▶ **Problem to work on**: Each entry below should be reproduced character for character.

(Data excerpts)
════════

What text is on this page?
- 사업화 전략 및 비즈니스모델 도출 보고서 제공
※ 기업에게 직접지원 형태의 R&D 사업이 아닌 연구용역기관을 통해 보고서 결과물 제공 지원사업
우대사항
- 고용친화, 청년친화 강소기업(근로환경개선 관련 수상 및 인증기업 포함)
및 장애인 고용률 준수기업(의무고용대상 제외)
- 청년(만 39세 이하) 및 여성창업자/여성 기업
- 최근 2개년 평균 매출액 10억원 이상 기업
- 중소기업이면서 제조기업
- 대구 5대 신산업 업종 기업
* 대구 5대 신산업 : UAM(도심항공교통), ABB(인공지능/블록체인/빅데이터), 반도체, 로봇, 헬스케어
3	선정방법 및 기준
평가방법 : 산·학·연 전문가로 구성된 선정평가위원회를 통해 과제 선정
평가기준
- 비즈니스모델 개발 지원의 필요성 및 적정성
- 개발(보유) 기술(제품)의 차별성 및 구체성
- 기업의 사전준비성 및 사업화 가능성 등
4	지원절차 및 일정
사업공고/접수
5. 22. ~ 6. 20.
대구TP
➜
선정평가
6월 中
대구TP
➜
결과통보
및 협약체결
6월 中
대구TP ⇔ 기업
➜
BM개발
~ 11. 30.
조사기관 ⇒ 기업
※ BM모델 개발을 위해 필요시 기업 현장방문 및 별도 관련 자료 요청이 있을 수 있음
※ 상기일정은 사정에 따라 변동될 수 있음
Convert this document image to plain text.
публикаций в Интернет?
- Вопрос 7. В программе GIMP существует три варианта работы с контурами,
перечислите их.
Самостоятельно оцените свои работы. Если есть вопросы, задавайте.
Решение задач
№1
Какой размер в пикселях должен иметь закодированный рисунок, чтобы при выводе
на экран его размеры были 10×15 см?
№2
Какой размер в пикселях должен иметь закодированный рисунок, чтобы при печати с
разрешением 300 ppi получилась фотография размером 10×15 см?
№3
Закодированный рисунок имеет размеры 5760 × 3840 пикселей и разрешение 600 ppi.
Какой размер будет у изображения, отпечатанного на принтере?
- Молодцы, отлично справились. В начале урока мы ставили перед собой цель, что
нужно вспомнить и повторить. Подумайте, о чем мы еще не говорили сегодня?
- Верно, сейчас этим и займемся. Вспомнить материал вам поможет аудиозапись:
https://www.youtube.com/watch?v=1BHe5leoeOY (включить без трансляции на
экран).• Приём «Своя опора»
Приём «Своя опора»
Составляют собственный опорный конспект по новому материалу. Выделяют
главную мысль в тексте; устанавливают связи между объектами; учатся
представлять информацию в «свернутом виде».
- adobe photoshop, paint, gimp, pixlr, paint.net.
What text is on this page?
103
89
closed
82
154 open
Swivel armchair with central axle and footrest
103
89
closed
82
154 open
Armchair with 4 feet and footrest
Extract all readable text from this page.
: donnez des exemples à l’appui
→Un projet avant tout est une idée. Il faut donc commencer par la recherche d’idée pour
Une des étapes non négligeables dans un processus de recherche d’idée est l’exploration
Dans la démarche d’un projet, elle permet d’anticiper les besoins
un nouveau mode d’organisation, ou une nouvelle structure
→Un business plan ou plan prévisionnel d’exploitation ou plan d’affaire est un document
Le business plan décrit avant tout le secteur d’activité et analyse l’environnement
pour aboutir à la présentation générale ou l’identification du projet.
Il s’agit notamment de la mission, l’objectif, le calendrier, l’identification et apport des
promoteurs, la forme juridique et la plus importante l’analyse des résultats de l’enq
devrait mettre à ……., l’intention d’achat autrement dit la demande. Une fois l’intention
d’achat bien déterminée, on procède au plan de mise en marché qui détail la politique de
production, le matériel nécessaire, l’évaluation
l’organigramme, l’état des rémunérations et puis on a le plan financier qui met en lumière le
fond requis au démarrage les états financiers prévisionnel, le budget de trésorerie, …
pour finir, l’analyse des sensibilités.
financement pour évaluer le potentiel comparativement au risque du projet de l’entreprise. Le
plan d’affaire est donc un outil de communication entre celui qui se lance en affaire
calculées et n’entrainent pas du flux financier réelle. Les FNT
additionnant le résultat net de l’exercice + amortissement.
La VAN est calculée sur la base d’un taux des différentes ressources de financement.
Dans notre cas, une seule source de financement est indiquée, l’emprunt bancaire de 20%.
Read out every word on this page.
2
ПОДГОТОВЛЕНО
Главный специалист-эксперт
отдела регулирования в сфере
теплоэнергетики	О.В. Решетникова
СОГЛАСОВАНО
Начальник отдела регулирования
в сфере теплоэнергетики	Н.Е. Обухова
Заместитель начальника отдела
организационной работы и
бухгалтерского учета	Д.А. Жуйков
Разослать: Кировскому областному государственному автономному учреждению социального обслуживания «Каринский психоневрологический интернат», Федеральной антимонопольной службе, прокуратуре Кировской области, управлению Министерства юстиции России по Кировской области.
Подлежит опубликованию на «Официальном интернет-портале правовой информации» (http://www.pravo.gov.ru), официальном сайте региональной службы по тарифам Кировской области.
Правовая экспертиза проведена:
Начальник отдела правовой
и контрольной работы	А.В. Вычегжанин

════════

▶ **Result of this task**:
What text is on this page?
- 사업화 전략 및 비즈니스모델 도출 보고서 제공
※ 기업에게 직접지원 형태의 R&D 사업이 아닌 연구용역기관을 통해 보고서 결과물 제공 지원사업
우대사항
- 고용친화, 청년친화 강소기업(근로환경개선 관련 수상 및 인증기업 포함)
및 장애인 고용률 준수기업(의무고용대상 제외)
- 청년(만 39세 이하) 및 여성창업자/여성 기업
- 최근 2개년 평균 매출액 10억원 이상 기업
- 중소기업이면서 제조기업
- 대구 5대 신산업 업종 기업
* 대구 5대 신산업 : UAM(도심항공교통), ABB(인공지능/블록체인/빅데이터), 반도체, 로봇, 헬스케어
3	선정방법 및 기준
평가방법 : 산·학·연 전문가로 구성된 선정평가위원회를 통해 과제 선정
평가기준
- 비즈니스모델 개발 지원의 필요성 및 적정성
- 개발(보유) 기술(제품)의 차별성 및 구체성
- 기업의 사전준비성 및 사업화 가능성 등
4	지원절차 및 일정
사업공고/접수
5. 22. ~ 6. 20.
대구TP
➜
선정평가
6월 中
대구TP
➜
결과통보
및 협약체결
6월 中
대구TP ⇔ 기업
➜
BM개발
~ 11. 30.
조사기관 ⇒ 기업
※ BM모델 개발을 위해 필요시 기업 현장방문 및 별도 관련 자료 요청이 있을 수 있음
※ 상기일정은 사정에 따라 변동될 수 있음
Convert this document image to plain text.
публикаций в Интернет?
- Вопрос 7. В программе GIMP существует три варианта работы с контурами,
перечислите их.
Самостоятельно оцените свои работы. Если есть вопросы, задавайте.
Решение задач
№1
Какой размер в пикселях должен иметь закодированный рисунок, чтобы при выводе
на экран его размеры были 10×15 см?
№2
Какой размер в пикселях должен иметь закодированный рисунок, чтобы при печати с
разрешением 300 ppi получилась фотография размером 10×15 см?
№3
Закодированный рисунок имеет размеры 5760 × 3840 пикселей и разрешение 600 ppi.
Какой размер будет у изображения, отпечатанного на принтере?
- Молодцы, отлично справились. В начале урока мы ставили перед собой цель, что
нужно вспомнить и повторить. Подумайте, о чем мы еще не говорили сегодня?
- Верно, сейчас этим и займемся. Вспомнить материал вам поможет аудиозапись:
https://www.youtube.com/watch?v=1BHe5leoeOY (включить без трансляции на
экран).• Приём «Своя опора»
Приём «Своя опора»
Составляют собственный опорный конспект по новому материалу. Выделяют
главную мысль в тексте; устанавливают связи между объектами; учатся
представлять информацию в «свернутом виде».
- adobe photoshop, paint, gimp, pixlr, paint.net.
What text is on this page?
103
89
closed
82
154 open
Swivel armchair with central axle and footrest
103
89
closed
82
154 open
Armchair with 4 feet and footrest
Extract all readable text from this page.
: donnez des exemples à l’appui
→Un projet avant tout est une idée. Il faut donc commencer par la recherche d’idée pour
Une des étapes non négligeables dans un processus de recherche d’idée est l’exploration
Dans la démarche d’un projet, elle permet d’anticiper les besoins
un nouveau mode d’organisation, ou une nouvelle structure
→Un business plan ou plan prévisionnel d’exploitation ou plan d’affaire est un document
Le business plan décrit avant tout le secteur d’activité et analyse l’environnement
pour aboutir à la présentation générale ou l’identification du projet.
Il s’agit notamment de la mission, l’objectif, le calendrier, l’identification et apport des
promoteurs, la forme juridique et la plus importante l’analyse des résultats de l’enq
devrait mettre à ……., l’intention d’achat autrement dit la demande. Une fois l’intention
d’achat bien déterminée, on procède au plan de mise en marché qui détail la politique de
production, le matériel nécessaire, l’évaluation
l’organigramme, l’état des rémunérations et puis on a le plan financier qui met en lumière le
fond requis au démarrage les états financiers prévisionnel, le budget de trésorerie, …
pour finir, l’analyse des sensibilités.
financement pour évaluer le potentiel comparativement au risque du projet de l’entreprise. Le
plan d’affaire est donc un outil de communication entre celui qui se lance en affaire
calculées et n’entrainent pas du flux financier réelle. Les FNT
additionnant le résultat net de l’exercice + amortissement.
La VAN est calculée sur la base d’un taux des différentes ressources de financement.
Dans notre cas, une seule source de financement est indiquée, l’emprunt bancaire de 20%.
Read out every word on this page.
2
ПОДГОТОВЛЕНО
Главный специалист-эксперт
отдела регулирования в сфере
теплоэнергетики	О.В. Решетникова
СОГЛАСОВАНО
Начальник отдела регулирования
в сфере теплоэнергетики	Н.Е. Обухова
Заместитель начальника отдела
организационной работы и
бухгалтерского учета	Д.А. Жуйков
Разослать: Кировскому областному государственному автономному учреждению социального обслуживания «Каринский психоневрологический интернат», Федеральной антимонопольной службе, прокуратуре Кировской области, управлению Министерства юстиции России по Кировской области.
Подлежит опубликованию на «Официальном интернет-портале правовой информации» (http://www.pravo.gov.ru), официальном сайте региональной службы по тарифам Кировской области.
Правовая экспертиза проведена:
Начальник отдела правовой
и контрольной работы	А.В. Вычегжанин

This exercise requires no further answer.